**PROVIDED INFORMATION:**
-=-=-=-=-

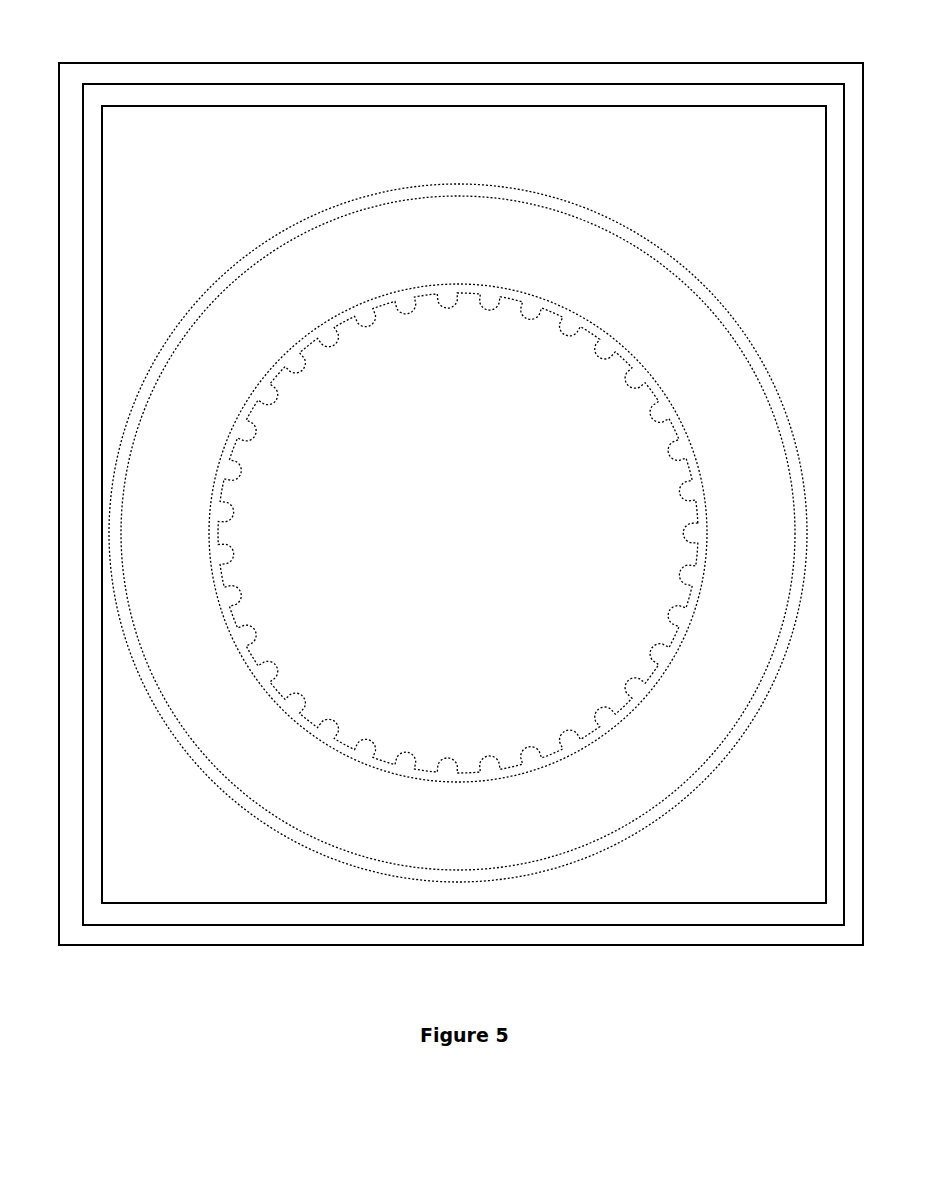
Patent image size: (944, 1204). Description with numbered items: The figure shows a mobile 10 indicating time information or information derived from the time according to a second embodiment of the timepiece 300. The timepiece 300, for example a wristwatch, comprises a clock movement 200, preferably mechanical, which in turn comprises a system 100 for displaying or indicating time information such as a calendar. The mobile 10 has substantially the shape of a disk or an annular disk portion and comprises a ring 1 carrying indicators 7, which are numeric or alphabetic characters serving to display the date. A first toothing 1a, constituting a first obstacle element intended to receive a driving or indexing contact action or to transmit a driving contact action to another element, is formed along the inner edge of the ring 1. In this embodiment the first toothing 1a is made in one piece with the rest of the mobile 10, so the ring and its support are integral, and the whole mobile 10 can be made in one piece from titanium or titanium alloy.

The system for displaying or indicating time information 100 is at (375, 96).
The clock movement 200 is at (425, 75).
The timepiece 300 is at (482, 54).
The mobile 10 is at (458, 506).
The ring 1 is at (443, 215).
The first toothing 1a is at (447, 322).
The indicators 7 is at (741, 414).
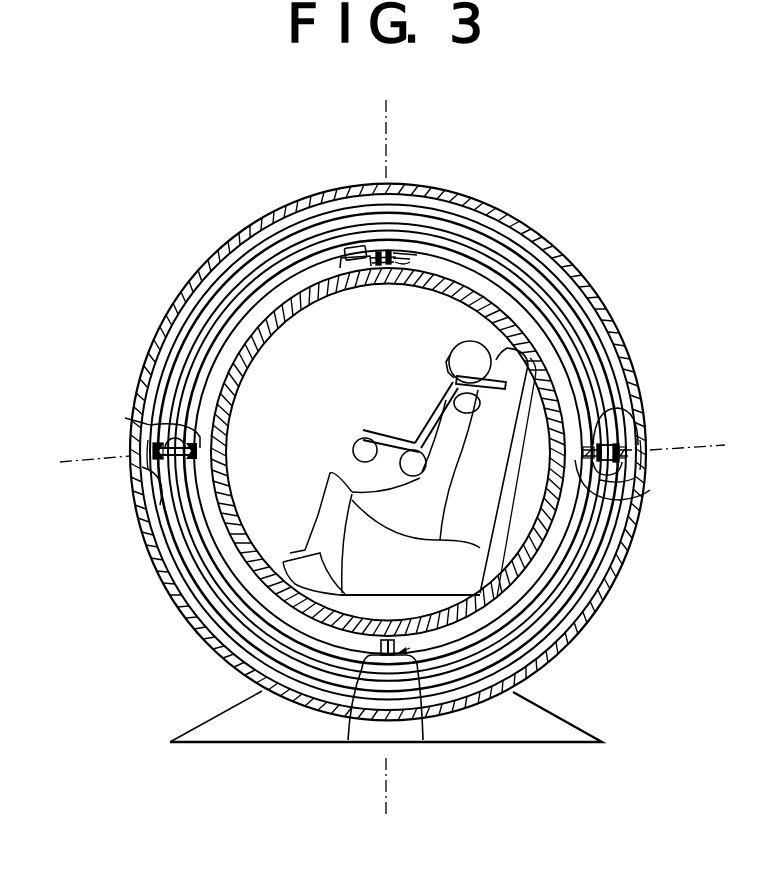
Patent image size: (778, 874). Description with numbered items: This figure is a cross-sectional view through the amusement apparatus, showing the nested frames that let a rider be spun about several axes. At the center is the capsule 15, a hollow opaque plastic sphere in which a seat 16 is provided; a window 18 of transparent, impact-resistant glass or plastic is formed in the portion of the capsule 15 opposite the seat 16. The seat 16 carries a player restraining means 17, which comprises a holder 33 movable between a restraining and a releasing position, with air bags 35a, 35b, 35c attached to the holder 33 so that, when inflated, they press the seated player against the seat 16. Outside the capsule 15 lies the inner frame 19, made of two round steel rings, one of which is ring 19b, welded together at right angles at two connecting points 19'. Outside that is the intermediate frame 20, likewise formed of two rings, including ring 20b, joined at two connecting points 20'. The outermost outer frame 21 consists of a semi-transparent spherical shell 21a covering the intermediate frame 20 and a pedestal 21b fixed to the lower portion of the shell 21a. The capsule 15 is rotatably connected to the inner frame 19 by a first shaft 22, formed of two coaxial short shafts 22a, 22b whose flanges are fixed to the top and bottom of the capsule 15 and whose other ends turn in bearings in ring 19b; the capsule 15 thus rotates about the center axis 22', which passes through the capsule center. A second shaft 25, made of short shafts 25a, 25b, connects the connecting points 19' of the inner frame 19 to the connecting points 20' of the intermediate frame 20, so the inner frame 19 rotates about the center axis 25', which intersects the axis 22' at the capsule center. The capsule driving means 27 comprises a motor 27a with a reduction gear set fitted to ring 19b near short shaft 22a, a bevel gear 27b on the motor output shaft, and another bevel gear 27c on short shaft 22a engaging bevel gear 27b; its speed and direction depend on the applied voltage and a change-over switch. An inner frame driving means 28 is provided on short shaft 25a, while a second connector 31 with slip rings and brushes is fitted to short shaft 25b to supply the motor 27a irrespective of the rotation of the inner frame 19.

The capsule 15 is at (237, 598).
The seat 16 is at (480, 530).
The player restraining means 17 is at (415, 425).
The window 18 is at (250, 357).
The inner frame 19 is at (405, 452).
The ring 19b is at (220, 333).
The connecting points 19' is at (388, 435).
The intermediate frame 20 is at (410, 452).
The ring 20b is at (237, 266).
The connecting points 20' is at (393, 459).
The outer frame 21 is at (526, 216).
The spherical shell 21a is at (221, 654).
The pedestal 21b is at (493, 730).
The first shaft 22 is at (394, 719).
The short shaft 22a is at (408, 262).
The short shaft 22b is at (348, 740).
The center axis 22' is at (375, 471).
The second shaft 25 is at (216, 478).
The short shaft 25a is at (160, 505).
The short shaft 25b is at (626, 412).
The center axis 25' is at (397, 450).
The capsule driving means 27 is at (350, 242).
The motor 27a is at (350, 288).
The bevel gear 27b is at (380, 268).
The bevel gear 27c is at (400, 248).
The inner frame driving means 28 is at (153, 448).
The second connector 31 is at (640, 478).
The holder 33 is at (358, 437).
The air bag 35a is at (448, 348).
The air bag 35b is at (408, 440).
The air bag 35c is at (350, 452).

-=-=-=-=-

**WHAT IS NEEDED:**
Rewrite all the rows with "Patent image size" changed to "Drawing dimensions" and everything else the same. Leave the pictures out.

**RESPONSE TO THIS TASK:**
Drawing dimensions: (944, 1204). Description with numbered items: The figure shows a mobile 10 indicating time information or information derived from the time according to a second embodiment of the timepiece 300. The timepiece 300, for example a wristwatch, comprises a clock movement 200, preferably mechanical, which in turn comprises a system 100 for displaying or indicating time information such as a calendar. The mobile 10 has substantially the shape of a disk or an annular disk portion and comprises a ring 1 carrying indicators 7, which are numeric or alphabetic characters serving to display the date. A first toothing 1a, constituting a first obstacle element intended to receive a driving or indexing contact action or to transmit a driving contact action to another element, is formed along the inner edge of the ring 1. In this embodiment the first toothing 1a is made in one piece with the rest of the mobile 10, so the ring and its support are integral, and the whole mobile 10 can be made in one piece from titanium or titanium alloy.

The system for displaying or indicating time information 100 is at (375, 96).
The clock movement 200 is at (425, 75).
The timepiece 300 is at (482, 54).
The mobile 10 is at (458, 506).
The ring 1 is at (443, 215).
The first toothing 1a is at (447, 322).
The indicators 7 is at (741, 414).
Drawing dimensions: (778, 874). Description with numbered items: This figure is a cross-sectional view through the amusement apparatus, showing the nested frames that let a rider be spun about several axes. At the center is the capsule 15, a hollow opaque plastic sphere in which a seat 16 is provided; a window 18 of transparent, impact-resistant glass or plastic is formed in the portion of the capsule 15 opposite the seat 16. The seat 16 carries a player restraining means 17, which comprises a holder 33 movable between a restraining and a releasing position, with air bags 35a, 35b, 35c attached to the holder 33 so that, when inflated, they press the seated player against the seat 16. Outside the capsule 15 lies the inner frame 19, made of two round steel rings, one of which is ring 19b, welded together at right angles at two connecting points 19'. Outside that is the intermediate frame 20, likewise formed of two rings, including ring 20b, joined at two connecting points 20'. The outermost outer frame 21 consists of a semi-transparent spherical shell 21a covering the intermediate frame 20 and a pedestal 21b fixed to the lower portion of the shell 21a. The capsule 15 is rotatably connected to the inner frame 19 by a first shaft 22, formed of two coaxial short shafts 22a, 22b whose flanges are fixed to the top and bottom of the capsule 15 and whose other ends turn in bearings in ring 19b; the capsule 15 thus rotates about the center axis 22', which passes through the capsule center. A second shaft 25, made of short shafts 25a, 25b, connects the connecting points 19' of the inner frame 19 to the connecting points 20' of the intermediate frame 20, so the inner frame 19 rotates about the center axis 25', which intersects the axis 22' at the capsule center. The capsule driving means 27 comprises a motor 27a with a reduction gear set fitted to ring 19b near short shaft 22a, a bevel gear 27b on the motor output shaft, and another bevel gear 27c on short shaft 22a engaging bevel gear 27b; its speed and direction depend on the applied voltage and a change-over switch. An inner frame driving means 28 is provided on short shaft 25a, while a second connector 31 with slip rings and brushes is fitted to short shaft 25b to supply the motor 27a irrespective of the rotation of the inner frame 19.

The capsule 15 is at (237, 598).
The seat 16 is at (480, 530).
The player restraining means 17 is at (415, 425).
The window 18 is at (250, 357).
The inner frame 19 is at (405, 452).
The ring 19b is at (220, 333).
The connecting points 19' is at (388, 435).
The intermediate frame 20 is at (410, 452).
The ring 20b is at (237, 266).
The connecting points 20' is at (393, 459).
The outer frame 21 is at (526, 216).
The spherical shell 21a is at (221, 654).
The pedestal 21b is at (493, 730).
The first shaft 22 is at (394, 719).
The short shaft 22a is at (408, 262).
The short shaft 22b is at (348, 740).
The center axis 22' is at (375, 471).
The second shaft 25 is at (216, 478).
The short shaft 25a is at (160, 505).
The short shaft 25b is at (626, 412).
The center axis 25' is at (397, 450).
The capsule driving means 27 is at (350, 242).
The motor 27a is at (350, 288).
The bevel gear 27b is at (380, 268).
The bevel gear 27c is at (400, 248).
The inner frame driving means 28 is at (153, 448).
The second connector 31 is at (640, 478).
The holder 33 is at (358, 437).
The air bag 35a is at (448, 348).
The air bag 35b is at (408, 440).
The air bag 35c is at (350, 452).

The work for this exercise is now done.